■ Work to complete ■
Output the material beneath exactly, leaving nothing out.

# start of Information given

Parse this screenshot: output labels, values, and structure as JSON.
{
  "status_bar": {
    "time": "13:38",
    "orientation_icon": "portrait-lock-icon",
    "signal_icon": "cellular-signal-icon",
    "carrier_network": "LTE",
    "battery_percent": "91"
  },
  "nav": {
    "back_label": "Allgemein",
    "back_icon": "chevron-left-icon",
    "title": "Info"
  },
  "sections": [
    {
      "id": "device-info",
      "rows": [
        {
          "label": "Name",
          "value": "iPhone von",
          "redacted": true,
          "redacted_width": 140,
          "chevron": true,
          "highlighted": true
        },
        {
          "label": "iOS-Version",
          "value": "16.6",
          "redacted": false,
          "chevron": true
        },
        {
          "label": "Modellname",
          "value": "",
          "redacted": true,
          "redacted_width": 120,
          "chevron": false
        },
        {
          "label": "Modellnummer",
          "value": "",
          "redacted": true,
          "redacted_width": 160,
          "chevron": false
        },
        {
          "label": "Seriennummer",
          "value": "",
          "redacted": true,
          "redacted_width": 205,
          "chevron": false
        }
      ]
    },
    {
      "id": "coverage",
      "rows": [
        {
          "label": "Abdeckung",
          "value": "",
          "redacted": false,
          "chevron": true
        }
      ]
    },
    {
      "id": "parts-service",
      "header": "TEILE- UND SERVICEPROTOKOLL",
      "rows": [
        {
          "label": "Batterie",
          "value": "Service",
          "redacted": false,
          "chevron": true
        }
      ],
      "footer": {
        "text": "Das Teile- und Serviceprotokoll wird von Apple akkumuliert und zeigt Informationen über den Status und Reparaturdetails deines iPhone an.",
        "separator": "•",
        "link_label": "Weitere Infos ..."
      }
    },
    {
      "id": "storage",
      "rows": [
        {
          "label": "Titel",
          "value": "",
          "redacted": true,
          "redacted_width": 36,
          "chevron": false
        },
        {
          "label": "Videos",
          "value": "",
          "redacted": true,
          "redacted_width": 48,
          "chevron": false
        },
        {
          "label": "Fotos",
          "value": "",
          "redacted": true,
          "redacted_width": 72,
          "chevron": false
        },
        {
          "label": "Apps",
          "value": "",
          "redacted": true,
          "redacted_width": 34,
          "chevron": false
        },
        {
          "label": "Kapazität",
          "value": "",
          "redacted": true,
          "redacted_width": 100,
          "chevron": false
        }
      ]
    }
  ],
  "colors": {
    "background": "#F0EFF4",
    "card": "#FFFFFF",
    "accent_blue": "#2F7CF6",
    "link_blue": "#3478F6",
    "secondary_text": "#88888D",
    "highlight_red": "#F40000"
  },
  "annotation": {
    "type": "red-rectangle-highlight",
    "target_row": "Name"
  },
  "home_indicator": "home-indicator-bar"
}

# end of Information given

■ Answer ■
Parse this screenshot: output labels, values, and structure as JSON.
{
  "status_bar": {
    "time": "13:38",
    "orientation_icon": "portrait-lock-icon",
    "signal_icon": "cellular-signal-icon",
    "carrier_network": "LTE",
    "battery_percent": "91"
  },
  "nav": {
    "back_label": "Allgemein",
    "back_icon": "chevron-left-icon",
    "title": "Info"
  },
  "sections": [
    {
      "id": "device-info",
      "rows": [
        {
          "label": "Name",
          "value": "iPhone von",
          "redacted": true,
          "redacted_width": 140,
          "chevron": true,
          "highlighted": true
        },
        {
          "label": "iOS-Version",
          "value": "16.6",
          "redacted": false,
          "chevron": true
        },
        {
          "label": "Modellname",
          "value": "",
          "redacted": true,
          "redacted_width": 120,
          "chevron": false
        },
        {
          "label": "Modellnummer",
          "value": "",
          "redacted": true,
          "redacted_width": 160,
          "chevron": false
        },
        {
          "label": "Seriennummer",
          "value": "",
          "redacted": true,
          "redacted_width": 205,
          "chevron": false
        }
      ]
    },
    {
      "id": "coverage",
      "rows": [
        {
          "label": "Abdeckung",
          "value": "",
          "redacted": false,
          "chevron": true
        }
      ]
    },
    {
      "id": "parts-service",
      "header": "TEILE- UND SERVICEPROTOKOLL",
      "rows": [
        {
          "label": "Batterie",
          "value": "Service",
          "redacted": false,
          "chevron": true
        }
      ],
      "footer": {
        "text": "Das Teile- und Serviceprotokoll wird von Apple akkumuliert und zeigt Informationen über den Status und Reparaturdetails deines iPhone an.",
        "separator": "•",
        "link_label": "Weitere Infos ..."
      }
    },
    {
      "id": "storage",
      "rows": [
        {
          "label": "Titel",
          "value": "",
          "redacted": true,
          "redacted_width": 36,
          "chevron": false
        },
        {
          "label": "Videos",
          "value": "",
          "redacted": true,
          "redacted_width": 48,
          "chevron": false
        },
        {
          "label": "Fotos",
          "value": "",
          "redacted": true,
          "redacted_width": 72,
          "chevron": false
        },
        {
          "label": "Apps",
          "value": "",
          "redacted": true,
          "redacted_width": 34,
          "chevron": false
        },
        {
          "label": "Kapazität",
          "value": "",
          "redacted": true,
          "redacted_width": 100,
          "chevron": false
        }
      ]
    }
  ],
  "colors": {
    "background": "#F0EFF4",
    "card": "#FFFFFF",
    "accent_blue": "#2F7CF6",
    "link_blue": "#3478F6",
    "secondary_text": "#88888D",
    "highlight_red": "#F40000"
  },
  "annotation": {
    "type": "red-rectangle-highlight",
    "target_row": "Name"
  },
  "home_indicator": "home-indicator-bar"
}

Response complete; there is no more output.